### Given task
Answer these from the censorship in China Q&A:
(a) Who asked the blogger the questions?
(b) What happens to the blogger's site for violating censorship when it uses web hosting abroad?
(c) What does the blogger hope for in the future of censorship in China?

A Government Major at California State University ask me some questions about Censorship in China, below are my answers:

What kind of censorship do you face from the government?
as a blogger, if I use the BLOG service in China,content will censored when submit post, filter some keywords; after posted, may get remove article request from authority. if I use the blog and hosting in abroad, the GFW will censored keywords and key url on Internet, connection will be reset or block when people try to access it who live in Main land China.

What punishment do you face for violating censorship regulations?
there is no punishment in law, even Constitution said will protect our speech rights. If I using China service and violating censorship, my site or BSP(blog service provider) will take down by authority; if I using abroad webhosting, my site will block in China. actually my blog https://www.zuola.com/weblog/ still blocked in China.

How do you get around or avoid censorship/punishment?
no way to avoid censorship in fact, but in technical we have some way, for example, promote RSS subscribe, enable SSL over HTTP, but not win for long time, GFW will Poisoning on DNS system to block China user to access specific web domain . but blogger still have subscribers because Google Reader still work and Google reader , and social network also help content distribute, and a lot of reader have bypass GFW capability.

Since you’ve been actively blogging, have you seen a change in how the government censors media or news?
Yes. government have to monitor BLOG to censor news, and a lot of media get news source from blogs, lot of Publicity instruction related with blog news. in China,mainstream media under pressure but blog not, so government monitor a lot of blog and give pressure to BSP to censor content.

What are you hopes for the future of censorship in China?
I hope censorship in transparent ,let us discuss why need censor in each case.

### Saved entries
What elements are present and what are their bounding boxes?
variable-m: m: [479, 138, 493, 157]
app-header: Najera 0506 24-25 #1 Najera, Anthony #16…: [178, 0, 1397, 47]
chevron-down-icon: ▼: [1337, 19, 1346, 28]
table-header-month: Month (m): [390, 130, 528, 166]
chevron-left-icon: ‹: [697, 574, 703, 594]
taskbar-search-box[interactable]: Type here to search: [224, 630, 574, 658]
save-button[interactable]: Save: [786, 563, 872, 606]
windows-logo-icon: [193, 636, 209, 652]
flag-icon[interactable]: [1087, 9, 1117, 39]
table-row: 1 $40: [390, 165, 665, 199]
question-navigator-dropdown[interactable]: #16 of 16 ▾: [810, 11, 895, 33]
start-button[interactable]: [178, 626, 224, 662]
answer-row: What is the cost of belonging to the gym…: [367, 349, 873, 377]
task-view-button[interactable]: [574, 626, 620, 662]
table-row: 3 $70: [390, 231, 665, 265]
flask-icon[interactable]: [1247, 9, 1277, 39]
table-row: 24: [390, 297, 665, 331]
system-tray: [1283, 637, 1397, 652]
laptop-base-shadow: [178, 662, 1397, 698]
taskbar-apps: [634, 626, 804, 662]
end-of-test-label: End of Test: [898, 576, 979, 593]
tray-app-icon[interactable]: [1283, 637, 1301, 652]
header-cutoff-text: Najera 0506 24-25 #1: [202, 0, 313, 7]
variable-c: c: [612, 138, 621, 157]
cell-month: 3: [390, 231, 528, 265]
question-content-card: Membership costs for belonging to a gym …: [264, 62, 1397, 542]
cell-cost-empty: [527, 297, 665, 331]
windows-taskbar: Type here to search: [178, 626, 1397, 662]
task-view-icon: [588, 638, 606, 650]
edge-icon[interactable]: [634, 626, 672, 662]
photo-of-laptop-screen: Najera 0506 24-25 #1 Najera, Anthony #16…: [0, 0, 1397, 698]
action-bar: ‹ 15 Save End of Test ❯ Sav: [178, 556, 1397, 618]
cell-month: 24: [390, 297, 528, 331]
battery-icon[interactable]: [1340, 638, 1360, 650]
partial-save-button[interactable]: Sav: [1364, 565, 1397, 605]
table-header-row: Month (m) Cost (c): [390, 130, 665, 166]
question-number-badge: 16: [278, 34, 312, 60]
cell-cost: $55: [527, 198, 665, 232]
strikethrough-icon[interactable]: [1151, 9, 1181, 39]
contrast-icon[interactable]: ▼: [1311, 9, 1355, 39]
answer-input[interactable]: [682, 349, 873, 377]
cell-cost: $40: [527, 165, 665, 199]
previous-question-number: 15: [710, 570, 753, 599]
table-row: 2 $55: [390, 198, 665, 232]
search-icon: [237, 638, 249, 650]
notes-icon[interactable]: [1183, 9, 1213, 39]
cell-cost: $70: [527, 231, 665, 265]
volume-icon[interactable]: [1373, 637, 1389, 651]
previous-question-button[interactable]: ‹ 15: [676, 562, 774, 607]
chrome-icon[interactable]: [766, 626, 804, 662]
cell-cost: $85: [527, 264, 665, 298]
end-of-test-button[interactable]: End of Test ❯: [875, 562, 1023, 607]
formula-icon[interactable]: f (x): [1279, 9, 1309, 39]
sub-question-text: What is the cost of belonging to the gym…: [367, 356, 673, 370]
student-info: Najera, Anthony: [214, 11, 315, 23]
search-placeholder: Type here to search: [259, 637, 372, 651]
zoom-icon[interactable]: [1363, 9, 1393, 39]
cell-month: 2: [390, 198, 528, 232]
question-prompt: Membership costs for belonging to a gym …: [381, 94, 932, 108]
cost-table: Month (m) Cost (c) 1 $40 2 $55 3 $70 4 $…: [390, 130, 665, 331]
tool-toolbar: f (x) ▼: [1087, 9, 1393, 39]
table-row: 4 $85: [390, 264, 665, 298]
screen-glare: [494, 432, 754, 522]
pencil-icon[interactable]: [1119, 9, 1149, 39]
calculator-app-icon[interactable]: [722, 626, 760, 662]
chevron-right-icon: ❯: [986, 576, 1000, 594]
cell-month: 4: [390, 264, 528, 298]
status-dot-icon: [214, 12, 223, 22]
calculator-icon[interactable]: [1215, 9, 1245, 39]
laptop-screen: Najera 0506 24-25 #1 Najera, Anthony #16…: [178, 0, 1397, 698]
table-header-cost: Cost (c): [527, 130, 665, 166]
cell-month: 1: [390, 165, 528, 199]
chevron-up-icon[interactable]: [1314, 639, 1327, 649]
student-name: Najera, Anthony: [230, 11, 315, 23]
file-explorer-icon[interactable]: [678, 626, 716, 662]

### Correct output
(a) A Government Major at California State University.
(b) The site is blocked in China.
(c) That censorship will be transparent, so people can discuss why censoring is needed in each case.